[Region annotation records]
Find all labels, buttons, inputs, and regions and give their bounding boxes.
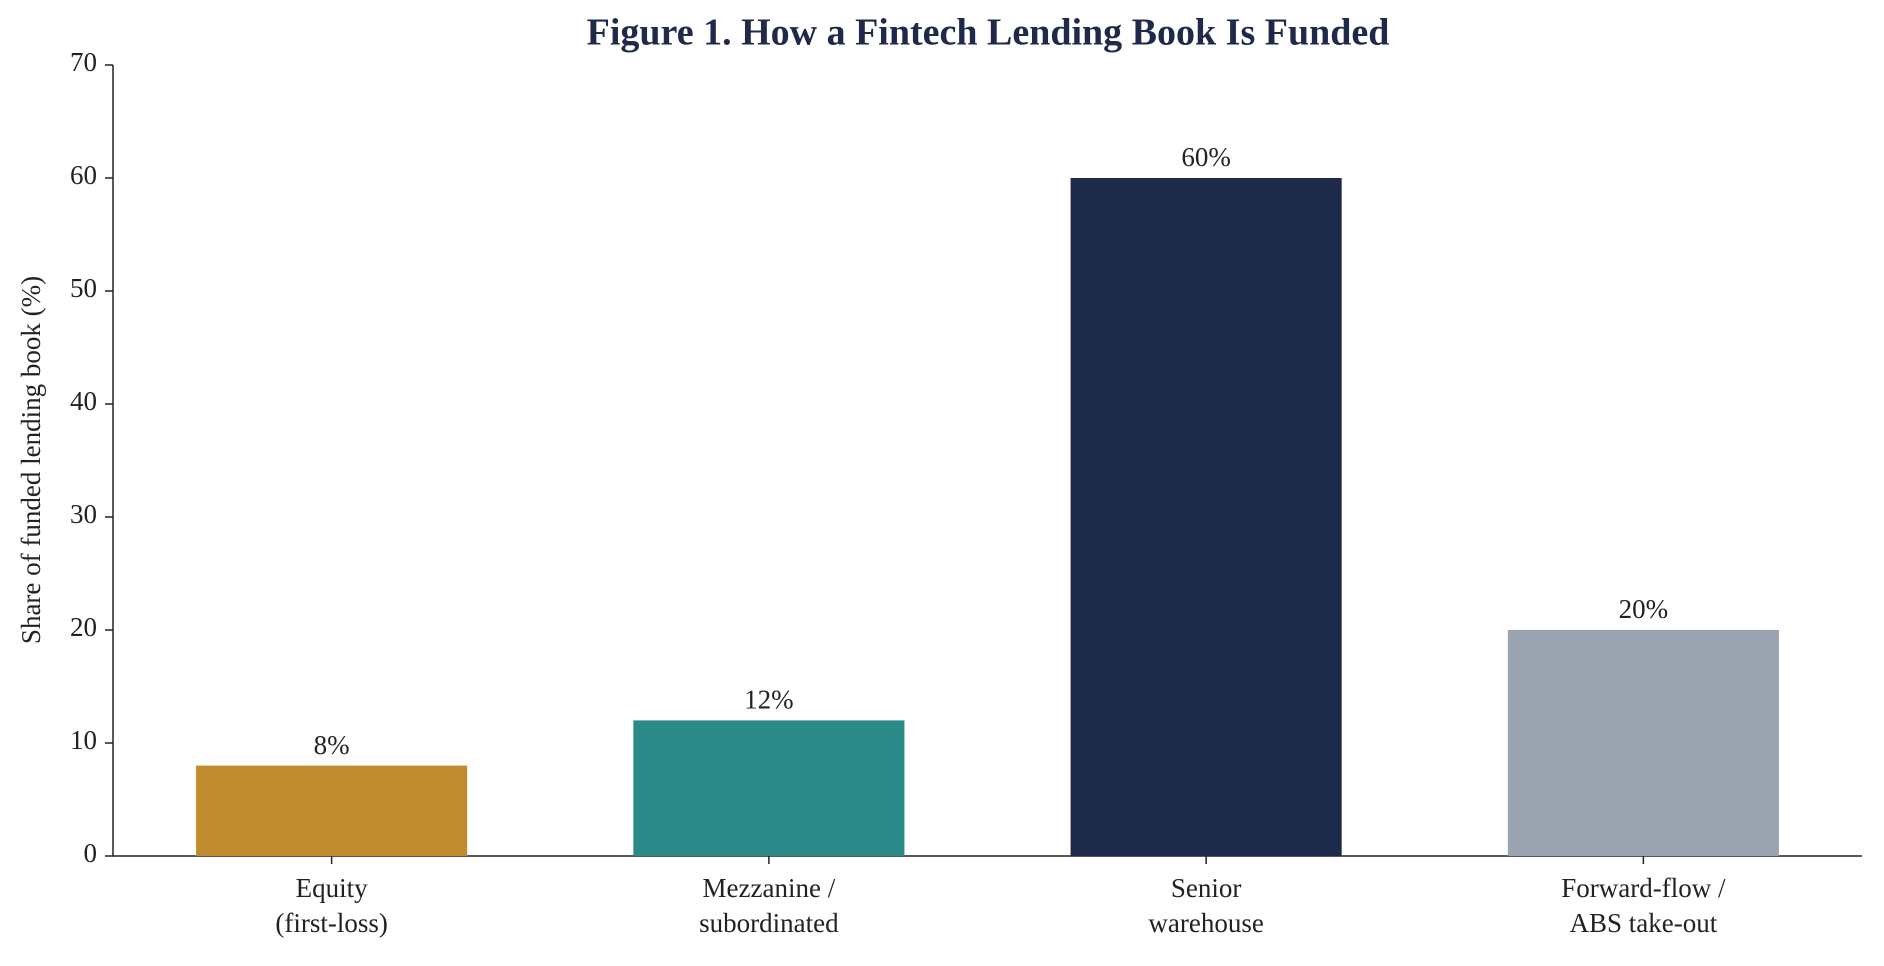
y-tick-label: 0 [84, 838, 98, 868]
value-label: 12% [744, 685, 794, 715]
y-tick-label: 60 [70, 160, 97, 190]
bar [1070, 178, 1342, 856]
x-tick-label: Equity (first-loss) [275, 873, 387, 938]
y-tick-label: 40 [70, 386, 97, 416]
chart-title: Figure 1. How a Fintech Lending Book Is … [587, 12, 1390, 54]
x-tick-label: Mezzanine / subordinated [699, 873, 839, 938]
y-tick-label: 50 [70, 273, 97, 303]
y-tick-label: 20 [70, 612, 97, 642]
bar [633, 720, 905, 856]
y-axis-label: Share of funded lending book (%) [16, 276, 46, 644]
y-tick-label: 70 [70, 47, 97, 77]
value-label: 8% [314, 730, 350, 760]
bar [196, 765, 468, 856]
y-tick-label: 30 [70, 499, 97, 529]
value-label: 60% [1181, 142, 1231, 172]
y-tick-label: 10 [70, 725, 97, 755]
x-tick-label: Senior warehouse [1148, 873, 1263, 938]
value-label: 20% [1619, 594, 1669, 624]
bar [1507, 630, 1779, 856]
x-tick-label: Forward-flow / ABS take-out [1561, 873, 1726, 938]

• **WORK TO DO**
Return the lines of the records above exactly as they appear, everything from the line containing "y-tick-label: 0 [84, 838, 98, 868]" down to the line containing "y-tick-label: 30 [70, 499, 97, 529]", both included.

• **PROBLEM SOLUTION**
y-tick-label: 0 [84, 838, 98, 868]
value-label: 12% [744, 685, 794, 715]
y-tick-label: 60 [70, 160, 97, 190]
bar [1070, 178, 1342, 856]
x-tick-label: Equity (first-loss) [275, 873, 387, 938]
y-tick-label: 40 [70, 386, 97, 416]
chart-title: Figure 1. How a Fintech Lending Book Is … [587, 12, 1390, 54]
x-tick-label: Mezzanine / subordinated [699, 873, 839, 938]
y-tick-label: 50 [70, 273, 97, 303]
y-tick-label: 20 [70, 612, 97, 642]
bar [633, 720, 905, 856]
y-axis-label: Share of funded lending book (%) [16, 276, 46, 644]
y-tick-label: 70 [70, 47, 97, 77]
value-label: 8% [314, 730, 350, 760]
bar [196, 765, 468, 856]
y-tick-label: 30 [70, 499, 97, 529]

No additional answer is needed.